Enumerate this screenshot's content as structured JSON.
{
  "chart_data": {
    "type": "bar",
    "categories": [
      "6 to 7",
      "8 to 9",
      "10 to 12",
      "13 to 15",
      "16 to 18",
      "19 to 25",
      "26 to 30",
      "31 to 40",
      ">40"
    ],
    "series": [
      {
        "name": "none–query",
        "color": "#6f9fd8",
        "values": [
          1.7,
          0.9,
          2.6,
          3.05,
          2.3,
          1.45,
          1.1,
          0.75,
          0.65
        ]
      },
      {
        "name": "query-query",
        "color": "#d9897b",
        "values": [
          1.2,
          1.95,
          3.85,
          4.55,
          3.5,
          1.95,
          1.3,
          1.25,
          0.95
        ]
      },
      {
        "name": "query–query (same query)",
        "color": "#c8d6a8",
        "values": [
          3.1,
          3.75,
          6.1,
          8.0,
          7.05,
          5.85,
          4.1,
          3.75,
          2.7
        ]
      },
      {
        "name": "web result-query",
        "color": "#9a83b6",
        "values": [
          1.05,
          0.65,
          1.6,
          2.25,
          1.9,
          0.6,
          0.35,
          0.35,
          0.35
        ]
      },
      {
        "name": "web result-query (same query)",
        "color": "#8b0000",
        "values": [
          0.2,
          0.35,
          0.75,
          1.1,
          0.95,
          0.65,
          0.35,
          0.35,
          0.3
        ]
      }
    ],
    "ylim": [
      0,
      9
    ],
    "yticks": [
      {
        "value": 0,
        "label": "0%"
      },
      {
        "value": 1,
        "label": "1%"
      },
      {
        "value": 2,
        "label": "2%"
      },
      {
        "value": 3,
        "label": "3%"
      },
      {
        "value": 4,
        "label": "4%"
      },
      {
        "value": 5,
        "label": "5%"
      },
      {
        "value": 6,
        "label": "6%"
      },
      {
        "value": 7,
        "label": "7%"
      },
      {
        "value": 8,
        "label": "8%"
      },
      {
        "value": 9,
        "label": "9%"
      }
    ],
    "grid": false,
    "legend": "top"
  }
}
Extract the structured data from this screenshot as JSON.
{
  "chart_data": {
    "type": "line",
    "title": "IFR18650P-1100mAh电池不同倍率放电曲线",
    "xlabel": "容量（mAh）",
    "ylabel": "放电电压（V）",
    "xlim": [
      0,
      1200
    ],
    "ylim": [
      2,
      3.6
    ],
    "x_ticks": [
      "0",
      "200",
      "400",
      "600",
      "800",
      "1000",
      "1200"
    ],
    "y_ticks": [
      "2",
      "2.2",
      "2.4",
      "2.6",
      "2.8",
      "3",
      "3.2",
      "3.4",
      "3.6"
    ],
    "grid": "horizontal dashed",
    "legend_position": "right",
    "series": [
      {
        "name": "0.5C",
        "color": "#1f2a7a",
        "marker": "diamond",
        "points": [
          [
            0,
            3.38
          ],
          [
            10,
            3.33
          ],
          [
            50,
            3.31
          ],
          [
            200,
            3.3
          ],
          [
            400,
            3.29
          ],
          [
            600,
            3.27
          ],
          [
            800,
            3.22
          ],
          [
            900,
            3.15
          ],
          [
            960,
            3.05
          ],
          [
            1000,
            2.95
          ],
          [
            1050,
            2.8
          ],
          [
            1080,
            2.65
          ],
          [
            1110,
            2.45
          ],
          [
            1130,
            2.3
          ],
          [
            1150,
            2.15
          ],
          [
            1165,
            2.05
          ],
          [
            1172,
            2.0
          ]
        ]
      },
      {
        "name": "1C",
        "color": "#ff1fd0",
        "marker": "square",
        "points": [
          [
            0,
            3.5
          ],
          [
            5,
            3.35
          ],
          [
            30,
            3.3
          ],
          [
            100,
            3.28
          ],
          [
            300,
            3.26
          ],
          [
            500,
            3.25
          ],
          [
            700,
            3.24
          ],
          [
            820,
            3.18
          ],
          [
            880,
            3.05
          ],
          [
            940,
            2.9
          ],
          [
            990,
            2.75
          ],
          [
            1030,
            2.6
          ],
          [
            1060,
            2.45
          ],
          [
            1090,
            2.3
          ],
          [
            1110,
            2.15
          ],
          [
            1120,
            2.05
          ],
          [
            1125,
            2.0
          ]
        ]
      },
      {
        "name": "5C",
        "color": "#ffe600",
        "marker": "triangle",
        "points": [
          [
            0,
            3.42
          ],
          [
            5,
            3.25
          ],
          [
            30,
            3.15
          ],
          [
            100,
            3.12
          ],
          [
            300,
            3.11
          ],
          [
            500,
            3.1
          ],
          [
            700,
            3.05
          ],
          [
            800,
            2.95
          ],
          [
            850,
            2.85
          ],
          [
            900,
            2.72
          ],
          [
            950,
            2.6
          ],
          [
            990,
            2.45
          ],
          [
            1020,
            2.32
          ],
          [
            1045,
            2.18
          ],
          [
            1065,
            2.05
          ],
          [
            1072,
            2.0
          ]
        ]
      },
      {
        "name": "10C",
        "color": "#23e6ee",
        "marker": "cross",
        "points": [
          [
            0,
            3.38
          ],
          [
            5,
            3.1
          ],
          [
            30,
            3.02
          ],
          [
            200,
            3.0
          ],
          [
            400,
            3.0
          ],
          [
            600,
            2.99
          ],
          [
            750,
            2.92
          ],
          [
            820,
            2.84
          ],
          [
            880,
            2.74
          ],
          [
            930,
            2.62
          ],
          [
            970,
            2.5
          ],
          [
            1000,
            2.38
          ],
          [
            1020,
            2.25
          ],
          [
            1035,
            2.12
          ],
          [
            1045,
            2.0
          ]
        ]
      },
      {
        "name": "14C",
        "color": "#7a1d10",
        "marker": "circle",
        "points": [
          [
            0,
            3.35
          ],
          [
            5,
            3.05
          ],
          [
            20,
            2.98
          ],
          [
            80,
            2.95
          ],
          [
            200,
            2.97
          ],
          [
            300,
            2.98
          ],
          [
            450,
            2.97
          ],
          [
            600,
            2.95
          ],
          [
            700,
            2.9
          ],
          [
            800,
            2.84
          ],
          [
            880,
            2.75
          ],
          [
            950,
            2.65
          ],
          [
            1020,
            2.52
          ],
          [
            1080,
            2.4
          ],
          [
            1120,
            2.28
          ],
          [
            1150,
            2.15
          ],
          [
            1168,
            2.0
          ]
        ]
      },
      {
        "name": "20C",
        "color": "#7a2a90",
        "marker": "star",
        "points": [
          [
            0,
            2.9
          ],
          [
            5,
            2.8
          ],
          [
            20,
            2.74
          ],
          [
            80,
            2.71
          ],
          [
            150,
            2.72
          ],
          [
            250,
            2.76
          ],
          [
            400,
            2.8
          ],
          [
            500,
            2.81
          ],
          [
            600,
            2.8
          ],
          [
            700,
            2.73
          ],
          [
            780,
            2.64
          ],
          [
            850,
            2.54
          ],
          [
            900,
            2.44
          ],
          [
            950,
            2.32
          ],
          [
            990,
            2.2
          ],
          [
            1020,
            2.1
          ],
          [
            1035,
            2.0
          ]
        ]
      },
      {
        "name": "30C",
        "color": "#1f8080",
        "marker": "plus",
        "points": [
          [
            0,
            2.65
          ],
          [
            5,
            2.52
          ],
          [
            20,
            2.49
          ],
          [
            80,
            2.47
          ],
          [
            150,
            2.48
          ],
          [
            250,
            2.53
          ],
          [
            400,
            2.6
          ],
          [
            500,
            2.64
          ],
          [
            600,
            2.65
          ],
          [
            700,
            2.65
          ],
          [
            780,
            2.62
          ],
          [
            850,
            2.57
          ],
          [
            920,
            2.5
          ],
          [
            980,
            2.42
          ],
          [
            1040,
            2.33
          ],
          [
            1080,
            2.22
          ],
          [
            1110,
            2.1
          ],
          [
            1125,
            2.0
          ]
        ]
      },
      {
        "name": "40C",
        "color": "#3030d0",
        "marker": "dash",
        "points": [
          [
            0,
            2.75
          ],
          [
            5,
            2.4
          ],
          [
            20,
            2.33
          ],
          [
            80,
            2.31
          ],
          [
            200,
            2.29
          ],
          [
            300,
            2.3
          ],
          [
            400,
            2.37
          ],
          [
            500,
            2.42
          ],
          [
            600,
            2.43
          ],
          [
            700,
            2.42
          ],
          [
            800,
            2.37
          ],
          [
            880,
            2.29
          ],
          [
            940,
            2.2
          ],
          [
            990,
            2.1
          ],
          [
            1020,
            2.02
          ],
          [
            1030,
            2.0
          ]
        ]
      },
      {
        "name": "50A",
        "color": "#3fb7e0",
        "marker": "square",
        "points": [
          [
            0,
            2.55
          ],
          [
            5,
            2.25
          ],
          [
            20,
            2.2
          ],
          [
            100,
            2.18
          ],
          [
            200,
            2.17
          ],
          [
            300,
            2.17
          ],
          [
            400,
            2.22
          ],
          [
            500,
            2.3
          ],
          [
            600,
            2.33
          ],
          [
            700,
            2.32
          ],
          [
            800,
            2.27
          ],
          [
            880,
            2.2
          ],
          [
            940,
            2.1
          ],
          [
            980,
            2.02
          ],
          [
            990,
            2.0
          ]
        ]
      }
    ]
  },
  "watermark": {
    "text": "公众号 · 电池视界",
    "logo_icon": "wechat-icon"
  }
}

********************

> Given exercise
Count every line of the records that holds the string "marker". Write only the total.

> Exercise solution
9